▸ Task requirements: Print the listing below exactly.

(Dataset items)
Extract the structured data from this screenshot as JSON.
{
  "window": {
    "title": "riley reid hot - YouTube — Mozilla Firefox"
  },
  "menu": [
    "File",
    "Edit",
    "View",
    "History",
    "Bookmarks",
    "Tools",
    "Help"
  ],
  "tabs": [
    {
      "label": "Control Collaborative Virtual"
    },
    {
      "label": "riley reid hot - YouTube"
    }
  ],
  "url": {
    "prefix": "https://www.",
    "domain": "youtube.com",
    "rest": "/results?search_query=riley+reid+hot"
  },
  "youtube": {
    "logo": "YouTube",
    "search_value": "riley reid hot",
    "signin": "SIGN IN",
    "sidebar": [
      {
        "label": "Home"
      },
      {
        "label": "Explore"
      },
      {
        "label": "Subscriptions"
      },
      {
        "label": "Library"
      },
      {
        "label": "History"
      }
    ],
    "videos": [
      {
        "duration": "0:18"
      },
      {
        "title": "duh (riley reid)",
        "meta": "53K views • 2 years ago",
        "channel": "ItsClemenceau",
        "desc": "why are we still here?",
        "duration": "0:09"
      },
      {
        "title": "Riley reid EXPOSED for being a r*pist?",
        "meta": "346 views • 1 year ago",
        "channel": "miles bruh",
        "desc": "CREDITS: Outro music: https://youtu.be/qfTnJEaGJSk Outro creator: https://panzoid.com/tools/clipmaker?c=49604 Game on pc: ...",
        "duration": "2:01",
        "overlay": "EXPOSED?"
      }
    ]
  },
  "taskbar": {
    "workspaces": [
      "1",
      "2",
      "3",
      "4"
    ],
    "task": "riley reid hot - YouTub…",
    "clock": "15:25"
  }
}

▸ Written solution:
Extract the structured data from this screenshot as JSON.
{
  "window": {
    "title": "riley reid hot - YouTube — Mozilla Firefox"
  },
  "menu": [
    "File",
    "Edit",
    "View",
    "History",
    "Bookmarks",
    "Tools",
    "Help"
  ],
  "tabs": [
    {
      "label": "Control Collaborative Virtual"
    },
    {
      "label": "riley reid hot - YouTube"
    }
  ],
  "url": {
    "prefix": "https://www.",
    "domain": "youtube.com",
    "rest": "/results?search_query=riley+reid+hot"
  },
  "youtube": {
    "logo": "YouTube",
    "search_value": "riley reid hot",
    "signin": "SIGN IN",
    "sidebar": [
      {
        "label": "Home"
      },
      {
        "label": "Explore"
      },
      {
        "label": "Subscriptions"
      },
      {
        "label": "Library"
      },
      {
        "label": "History"
      }
    ],
    "videos": [
      {
        "duration": "0:18"
      },
      {
        "title": "duh (riley reid)",
        "meta": "53K views • 2 years ago",
        "channel": "ItsClemenceau",
        "desc": "why are we still here?",
        "duration": "0:09"
      },
      {
        "title": "Riley reid EXPOSED for being a r*pist?",
        "meta": "346 views • 1 year ago",
        "channel": "miles bruh",
        "desc": "CREDITS: Outro music: https://youtu.be/qfTnJEaGJSk Outro creator: https://panzoid.com/tools/clipmaker?c=49604 Game on pc: ...",
        "duration": "2:01",
        "overlay": "EXPOSED?"
      }
    ]
  },
  "taskbar": {
    "workspaces": [
      "1",
      "2",
      "3",
      "4"
    ],
    "task": "riley reid hot - YouTub…",
    "clock": "15:25"
  }
}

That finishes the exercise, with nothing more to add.